EXERCISE GOAL: Your task is to locate every line holding the string "subtitle" and to copy each of them.

>> begin EXERCISE MATERIALS

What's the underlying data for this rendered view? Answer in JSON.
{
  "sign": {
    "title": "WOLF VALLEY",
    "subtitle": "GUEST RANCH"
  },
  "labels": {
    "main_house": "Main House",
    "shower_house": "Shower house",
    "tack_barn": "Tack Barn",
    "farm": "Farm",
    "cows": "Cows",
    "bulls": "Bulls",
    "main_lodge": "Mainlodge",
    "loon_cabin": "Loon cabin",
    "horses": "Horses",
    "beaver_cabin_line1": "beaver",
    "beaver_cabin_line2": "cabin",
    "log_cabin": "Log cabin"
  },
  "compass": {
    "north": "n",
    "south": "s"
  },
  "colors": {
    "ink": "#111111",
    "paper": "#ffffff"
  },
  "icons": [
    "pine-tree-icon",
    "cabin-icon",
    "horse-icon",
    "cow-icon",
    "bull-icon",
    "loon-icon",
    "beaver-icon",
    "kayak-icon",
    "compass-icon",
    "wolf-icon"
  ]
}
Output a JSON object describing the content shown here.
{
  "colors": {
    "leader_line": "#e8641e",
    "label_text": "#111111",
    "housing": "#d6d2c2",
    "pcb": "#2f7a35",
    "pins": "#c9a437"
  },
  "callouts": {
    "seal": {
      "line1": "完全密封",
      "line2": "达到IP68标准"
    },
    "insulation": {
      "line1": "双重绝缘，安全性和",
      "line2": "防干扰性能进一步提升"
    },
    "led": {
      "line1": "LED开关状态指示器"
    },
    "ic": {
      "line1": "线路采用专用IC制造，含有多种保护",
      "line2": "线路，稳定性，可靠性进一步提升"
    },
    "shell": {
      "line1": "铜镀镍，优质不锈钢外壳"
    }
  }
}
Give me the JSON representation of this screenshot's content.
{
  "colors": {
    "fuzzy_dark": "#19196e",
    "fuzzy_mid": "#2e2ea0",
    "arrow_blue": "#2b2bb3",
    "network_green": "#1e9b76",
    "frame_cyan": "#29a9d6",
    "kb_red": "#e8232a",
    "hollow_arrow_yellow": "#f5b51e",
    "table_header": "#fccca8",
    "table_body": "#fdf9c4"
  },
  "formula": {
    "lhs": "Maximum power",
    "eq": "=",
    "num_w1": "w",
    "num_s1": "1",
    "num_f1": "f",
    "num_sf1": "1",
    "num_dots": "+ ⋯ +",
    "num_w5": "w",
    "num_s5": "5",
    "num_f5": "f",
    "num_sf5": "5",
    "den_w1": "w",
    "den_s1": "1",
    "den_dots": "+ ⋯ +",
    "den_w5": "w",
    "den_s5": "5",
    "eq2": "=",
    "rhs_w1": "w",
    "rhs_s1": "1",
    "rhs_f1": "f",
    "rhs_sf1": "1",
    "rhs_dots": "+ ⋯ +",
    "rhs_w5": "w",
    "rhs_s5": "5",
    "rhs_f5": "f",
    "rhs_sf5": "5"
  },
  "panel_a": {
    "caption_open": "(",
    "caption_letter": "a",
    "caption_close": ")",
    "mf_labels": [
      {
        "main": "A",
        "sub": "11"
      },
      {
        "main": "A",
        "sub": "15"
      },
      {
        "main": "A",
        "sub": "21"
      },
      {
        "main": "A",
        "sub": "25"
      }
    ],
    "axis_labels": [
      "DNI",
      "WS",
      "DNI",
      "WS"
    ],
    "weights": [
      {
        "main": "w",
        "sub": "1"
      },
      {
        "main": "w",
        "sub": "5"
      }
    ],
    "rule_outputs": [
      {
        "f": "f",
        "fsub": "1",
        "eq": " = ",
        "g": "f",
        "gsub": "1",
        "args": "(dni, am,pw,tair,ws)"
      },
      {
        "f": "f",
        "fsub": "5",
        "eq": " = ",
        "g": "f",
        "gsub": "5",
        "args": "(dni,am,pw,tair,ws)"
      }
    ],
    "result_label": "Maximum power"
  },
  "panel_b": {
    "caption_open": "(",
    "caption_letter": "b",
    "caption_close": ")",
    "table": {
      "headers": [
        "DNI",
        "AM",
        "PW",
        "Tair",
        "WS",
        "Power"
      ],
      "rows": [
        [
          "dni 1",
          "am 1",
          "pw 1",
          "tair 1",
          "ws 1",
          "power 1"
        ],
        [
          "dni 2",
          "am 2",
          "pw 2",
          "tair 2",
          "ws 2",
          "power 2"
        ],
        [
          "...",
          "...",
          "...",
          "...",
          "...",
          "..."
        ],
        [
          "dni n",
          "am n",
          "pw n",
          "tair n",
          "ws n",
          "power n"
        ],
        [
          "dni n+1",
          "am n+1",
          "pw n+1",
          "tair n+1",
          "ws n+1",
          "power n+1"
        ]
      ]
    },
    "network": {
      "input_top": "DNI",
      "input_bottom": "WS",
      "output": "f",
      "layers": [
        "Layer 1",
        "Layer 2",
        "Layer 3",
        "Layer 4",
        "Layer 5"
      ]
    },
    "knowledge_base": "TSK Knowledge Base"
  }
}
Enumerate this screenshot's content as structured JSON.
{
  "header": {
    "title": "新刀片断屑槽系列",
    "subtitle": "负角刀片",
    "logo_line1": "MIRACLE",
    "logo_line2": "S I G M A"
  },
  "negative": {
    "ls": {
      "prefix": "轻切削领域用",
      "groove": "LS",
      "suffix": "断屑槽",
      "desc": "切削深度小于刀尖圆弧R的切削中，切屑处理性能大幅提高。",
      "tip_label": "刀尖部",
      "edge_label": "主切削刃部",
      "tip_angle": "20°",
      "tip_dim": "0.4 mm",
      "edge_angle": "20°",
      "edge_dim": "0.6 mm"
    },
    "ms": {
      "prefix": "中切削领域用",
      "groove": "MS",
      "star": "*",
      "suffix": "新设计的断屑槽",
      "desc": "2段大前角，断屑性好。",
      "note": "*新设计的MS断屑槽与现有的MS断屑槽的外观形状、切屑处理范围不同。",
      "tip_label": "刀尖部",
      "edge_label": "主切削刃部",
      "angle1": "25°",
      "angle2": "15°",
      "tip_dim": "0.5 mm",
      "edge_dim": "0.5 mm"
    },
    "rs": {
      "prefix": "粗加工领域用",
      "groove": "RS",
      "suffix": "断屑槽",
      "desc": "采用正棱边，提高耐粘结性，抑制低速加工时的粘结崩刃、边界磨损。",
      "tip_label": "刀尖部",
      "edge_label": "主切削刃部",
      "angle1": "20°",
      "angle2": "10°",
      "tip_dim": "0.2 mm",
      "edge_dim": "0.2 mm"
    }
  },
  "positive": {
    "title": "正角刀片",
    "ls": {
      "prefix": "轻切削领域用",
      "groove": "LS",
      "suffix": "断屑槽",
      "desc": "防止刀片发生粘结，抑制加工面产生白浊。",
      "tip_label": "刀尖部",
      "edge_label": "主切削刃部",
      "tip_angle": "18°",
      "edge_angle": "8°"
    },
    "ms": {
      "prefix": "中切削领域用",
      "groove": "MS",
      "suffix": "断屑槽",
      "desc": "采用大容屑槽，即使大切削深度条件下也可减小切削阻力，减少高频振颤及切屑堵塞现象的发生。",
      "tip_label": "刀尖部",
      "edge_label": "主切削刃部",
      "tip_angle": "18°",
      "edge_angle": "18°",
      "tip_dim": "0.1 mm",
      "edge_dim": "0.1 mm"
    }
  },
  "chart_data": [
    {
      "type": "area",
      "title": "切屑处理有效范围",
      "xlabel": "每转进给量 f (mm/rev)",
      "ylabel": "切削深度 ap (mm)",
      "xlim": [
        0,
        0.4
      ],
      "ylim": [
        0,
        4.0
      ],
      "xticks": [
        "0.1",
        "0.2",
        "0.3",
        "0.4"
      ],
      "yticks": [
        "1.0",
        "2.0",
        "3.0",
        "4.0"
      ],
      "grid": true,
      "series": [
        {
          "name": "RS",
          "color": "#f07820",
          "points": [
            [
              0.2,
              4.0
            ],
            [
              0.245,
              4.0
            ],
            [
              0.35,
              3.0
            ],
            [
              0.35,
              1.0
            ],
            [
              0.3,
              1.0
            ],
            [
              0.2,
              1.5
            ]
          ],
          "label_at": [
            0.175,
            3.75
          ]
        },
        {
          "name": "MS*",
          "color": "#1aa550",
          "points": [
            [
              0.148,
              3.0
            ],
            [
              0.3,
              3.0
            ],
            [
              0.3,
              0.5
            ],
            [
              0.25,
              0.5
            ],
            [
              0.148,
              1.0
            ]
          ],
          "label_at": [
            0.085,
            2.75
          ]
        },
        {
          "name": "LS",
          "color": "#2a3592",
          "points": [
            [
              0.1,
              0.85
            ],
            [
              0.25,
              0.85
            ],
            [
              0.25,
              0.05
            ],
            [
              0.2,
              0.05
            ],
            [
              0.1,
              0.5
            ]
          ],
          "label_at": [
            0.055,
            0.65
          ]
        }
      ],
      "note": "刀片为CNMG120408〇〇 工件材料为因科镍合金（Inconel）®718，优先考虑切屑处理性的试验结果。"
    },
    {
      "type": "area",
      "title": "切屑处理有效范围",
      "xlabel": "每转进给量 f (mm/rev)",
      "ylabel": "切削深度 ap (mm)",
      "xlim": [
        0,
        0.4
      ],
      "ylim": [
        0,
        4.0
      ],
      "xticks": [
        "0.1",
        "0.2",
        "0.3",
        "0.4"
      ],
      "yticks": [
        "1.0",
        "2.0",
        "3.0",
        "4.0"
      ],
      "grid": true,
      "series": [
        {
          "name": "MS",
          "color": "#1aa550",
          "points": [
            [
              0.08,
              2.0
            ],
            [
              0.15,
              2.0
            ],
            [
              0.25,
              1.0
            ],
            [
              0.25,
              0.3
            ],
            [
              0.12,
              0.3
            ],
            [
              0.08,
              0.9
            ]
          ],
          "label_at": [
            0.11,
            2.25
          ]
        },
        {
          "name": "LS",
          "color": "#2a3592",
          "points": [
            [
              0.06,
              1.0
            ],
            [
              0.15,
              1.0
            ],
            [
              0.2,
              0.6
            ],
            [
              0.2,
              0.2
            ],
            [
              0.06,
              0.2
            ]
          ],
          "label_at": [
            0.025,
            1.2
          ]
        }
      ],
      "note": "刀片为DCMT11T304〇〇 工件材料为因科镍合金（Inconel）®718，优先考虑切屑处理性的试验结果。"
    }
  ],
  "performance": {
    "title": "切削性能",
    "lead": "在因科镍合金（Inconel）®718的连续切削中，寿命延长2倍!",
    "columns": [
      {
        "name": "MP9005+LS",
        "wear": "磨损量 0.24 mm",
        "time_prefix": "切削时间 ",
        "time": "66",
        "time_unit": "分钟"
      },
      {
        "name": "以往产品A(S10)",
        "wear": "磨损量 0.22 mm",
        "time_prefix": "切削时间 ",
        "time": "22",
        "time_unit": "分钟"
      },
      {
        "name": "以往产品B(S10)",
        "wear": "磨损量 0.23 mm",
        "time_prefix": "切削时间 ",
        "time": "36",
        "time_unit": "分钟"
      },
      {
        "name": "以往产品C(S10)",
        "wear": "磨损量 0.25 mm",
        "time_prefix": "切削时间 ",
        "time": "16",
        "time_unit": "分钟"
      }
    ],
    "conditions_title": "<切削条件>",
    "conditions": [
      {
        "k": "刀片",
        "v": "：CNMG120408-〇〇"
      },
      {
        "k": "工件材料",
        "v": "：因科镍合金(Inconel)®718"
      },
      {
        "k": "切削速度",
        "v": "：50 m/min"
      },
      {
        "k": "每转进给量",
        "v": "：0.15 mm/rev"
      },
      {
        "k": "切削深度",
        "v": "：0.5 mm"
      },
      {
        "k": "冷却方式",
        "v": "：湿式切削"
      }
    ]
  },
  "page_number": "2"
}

>> end EXERCISE MATERIALS

REPLY TO THE TASK:
    "subtitle": "GUEST RANCH"
    "subtitle": "负角刀片",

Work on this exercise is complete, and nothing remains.